## WHAT YOU WILL DO:
Return the material word for word. Do not include the pictures.

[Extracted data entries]
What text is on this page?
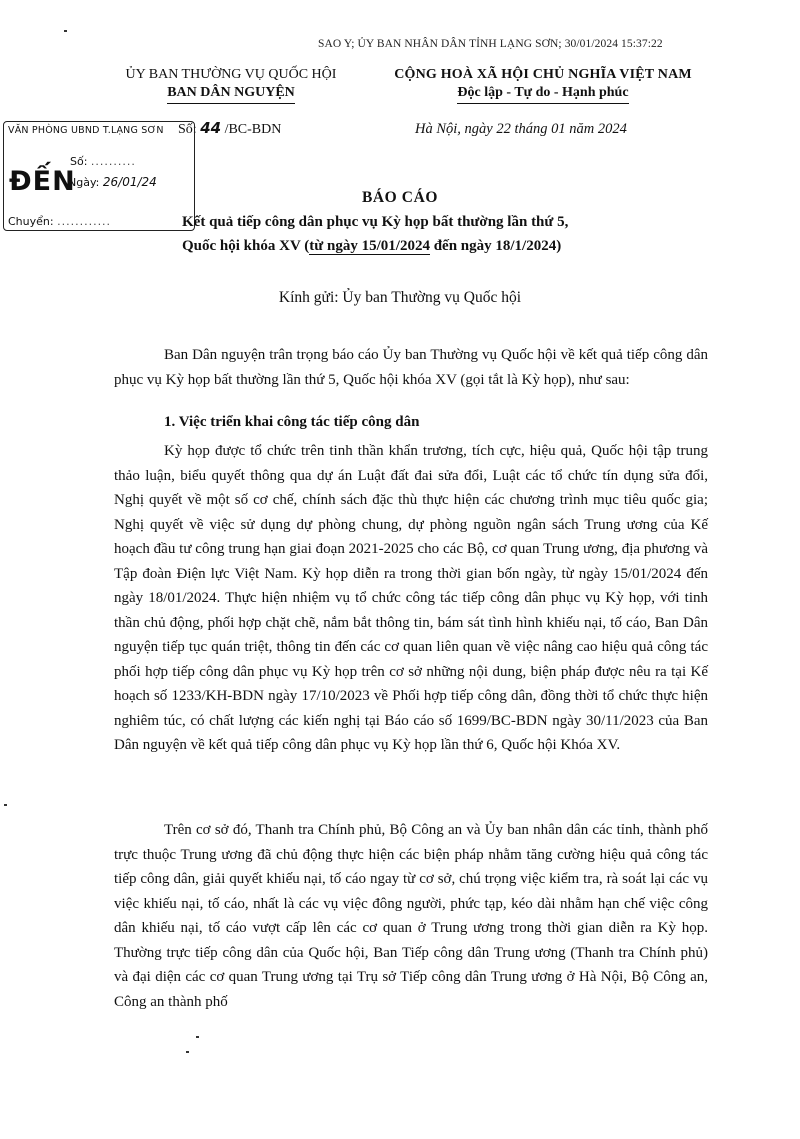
SAO Y; ỦY BAN NHÂN DÂN TỈNH LẠNG SƠN; 30/01/2024 15:37:22
ỦY BAN THƯỜNG VỤ QUỐC HỘI
BAN DÂN NGUYỆN
CỘNG HOÀ XÃ HỘI CHỦ NGHĨA VIỆT NAM
Độc lập - Tự do - Hạnh phúc
Số: 44 /BC-BDN	Hà Nội, ngày 22 tháng 01 năm 2024
VĂN PHÒNG UBND T.LẠNG SƠN
ĐẾN
Số: ..........
Ngày: 26/01/24
Chuyển: ............
BÁO CÁO
Kết quả tiếp công dân phục vụ Kỳ họp bất thường lần thứ 5,
Quốc hội khóa XV (từ ngày 15/01/2024 đến ngày 18/1/2024)
Kính gửi: Ủy ban Thường vụ Quốc hội
Ban Dân nguyện trân trọng báo cáo Ủy ban Thường vụ Quốc hội về kết quả tiếp công dân phục vụ Kỳ họp bất thường lần thứ 5, Quốc hội khóa XV (gọi tắt là Kỳ họp), như sau:
1. Việc triển khai công tác tiếp công dân
Kỳ họp được tổ chức trên tinh thần khẩn trương, tích cực, hiệu quả, Quốc hội tập trung thảo luận, biểu quyết thông qua dự án Luật đất đai sửa đổi, Luật các tổ chức tín dụng sửa đổi, Nghị quyết về một số cơ chế, chính sách đặc thù thực hiện các chương trình mục tiêu quốc gia; Nghị quyết về việc sử dụng dự phòng chung, dự phòng nguồn ngân sách Trung ương của Kế hoạch đầu tư công trung hạn giai đoạn 2021-2025 cho các Bộ, cơ quan Trung ương, địa phương và Tập đoàn Điện lực Việt Nam. Kỳ họp diễn ra trong thời gian bốn ngày, từ ngày 15/01/2024 đến ngày 18/01/2024. Thực hiện nhiệm vụ tổ chức công tác tiếp công dân phục vụ Kỳ họp, với tinh thần chủ động, phối hợp chặt chẽ, nắm bắt thông tin, bám sát tình hình khiếu nại, tố cáo, Ban Dân nguyện tiếp tục quán triệt, thông tin đến các cơ quan liên quan về việc nâng cao hiệu quả công tác phối hợp tiếp công dân phục vụ Kỳ họp trên cơ sở những nội dung, biện pháp được nêu ra tại Kế hoạch số 1233/KH-BDN ngày 17/10/2023 về Phối hợp tiếp công dân, đồng thời tổ chức thực hiện nghiêm túc, có chất lượng các kiến nghị tại Báo cáo số 1699/BC-BDN ngày 30/11/2023 của Ban Dân nguyện về kết quả tiếp công dân phục vụ Kỳ họp lần thứ 6, Quốc hội Khóa XV.
Trên cơ sở đó, Thanh tra Chính phủ, Bộ Công an và Ủy ban nhân dân các tỉnh, thành phố trực thuộc Trung ương đã chủ động thực hiện các biện pháp nhằm tăng cường hiệu quả công tác tiếp công dân, giải quyết khiếu nại, tố cáo ngay từ cơ sở, chú trọng việc kiểm tra, rà soát lại các vụ việc khiếu nại, tố cáo, nhất là các vụ việc đông người, phức tạp, kéo dài nhằm hạn chế việc công dân khiếu nại, tố cáo vượt cấp lên các cơ quan ở Trung ương trong thời gian diễn ra Kỳ họp. Thường trực tiếp công dân của Quốc hội, Ban Tiếp công dân Trung ương (Thanh tra Chính phủ) và đại diện các cơ quan Trung ương tại Trụ sở Tiếp công dân Trung ương ở Hà Nội, Bộ Công an, Công an thành phố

## WRITTEN SOLUTION:
What text is on this page?
SAO Y; ỦY BAN NHÂN DÂN TỈNH LẠNG SƠN; 30/01/2024 15:37:22
ỦY BAN THƯỜNG VỤ QUỐC HỘI
BAN DÂN NGUYỆN
CỘNG HOÀ XÃ HỘI CHỦ NGHĨA VIỆT NAM
Độc lập - Tự do - Hạnh phúc
Số: 44 /BC-BDN	Hà Nội, ngày 22 tháng 01 năm 2024
VĂN PHÒNG UBND T.LẠNG SƠN
ĐẾN
Số: ..........
Ngày: 26/01/24
Chuyển: ............
BÁO CÁO
Kết quả tiếp công dân phục vụ Kỳ họp bất thường lần thứ 5,
Quốc hội khóa XV (từ ngày 15/01/2024 đến ngày 18/1/2024)
Kính gửi: Ủy ban Thường vụ Quốc hội
Ban Dân nguyện trân trọng báo cáo Ủy ban Thường vụ Quốc hội về kết quả tiếp công dân phục vụ Kỳ họp bất thường lần thứ 5, Quốc hội khóa XV (gọi tắt là Kỳ họp), như sau:
1. Việc triển khai công tác tiếp công dân
Kỳ họp được tổ chức trên tinh thần khẩn trương, tích cực, hiệu quả, Quốc hội tập trung thảo luận, biểu quyết thông qua dự án Luật đất đai sửa đổi, Luật các tổ chức tín dụng sửa đổi, Nghị quyết về một số cơ chế, chính sách đặc thù thực hiện các chương trình mục tiêu quốc gia; Nghị quyết về việc sử dụng dự phòng chung, dự phòng nguồn ngân sách Trung ương của Kế hoạch đầu tư công trung hạn giai đoạn 2021-2025 cho các Bộ, cơ quan Trung ương, địa phương và Tập đoàn Điện lực Việt Nam. Kỳ họp diễn ra trong thời gian bốn ngày, từ ngày 15/01/2024 đến ngày 18/01/2024. Thực hiện nhiệm vụ tổ chức công tác tiếp công dân phục vụ Kỳ họp, với tinh thần chủ động, phối hợp chặt chẽ, nắm bắt thông tin, bám sát tình hình khiếu nại, tố cáo, Ban Dân nguyện tiếp tục quán triệt, thông tin đến các cơ quan liên quan về việc nâng cao hiệu quả công tác phối hợp tiếp công dân phục vụ Kỳ họp trên cơ sở những nội dung, biện pháp được nêu ra tại Kế hoạch số 1233/KH-BDN ngày 17/10/2023 về Phối hợp tiếp công dân, đồng thời tổ chức thực hiện nghiêm túc, có chất lượng các kiến nghị tại Báo cáo số 1699/BC-BDN ngày 30/11/2023 của Ban Dân nguyện về kết quả tiếp công dân phục vụ Kỳ họp lần thứ 6, Quốc hội Khóa XV.
Trên cơ sở đó, Thanh tra Chính phủ, Bộ Công an và Ủy ban nhân dân các tỉnh, thành phố trực thuộc Trung ương đã chủ động thực hiện các biện pháp nhằm tăng cường hiệu quả công tác tiếp công dân, giải quyết khiếu nại, tố cáo ngay từ cơ sở, chú trọng việc kiểm tra, rà soát lại các vụ việc khiếu nại, tố cáo, nhất là các vụ việc đông người, phức tạp, kéo dài nhằm hạn chế việc công dân khiếu nại, tố cáo vượt cấp lên các cơ quan ở Trung ương trong thời gian diễn ra Kỳ họp. Thường trực tiếp công dân của Quốc hội, Ban Tiếp công dân Trung ương (Thanh tra Chính phủ) và đại diện các cơ quan Trung ương tại Trụ sở Tiếp công dân Trung ương ở Hà Nội, Bộ Công an, Công an thành phố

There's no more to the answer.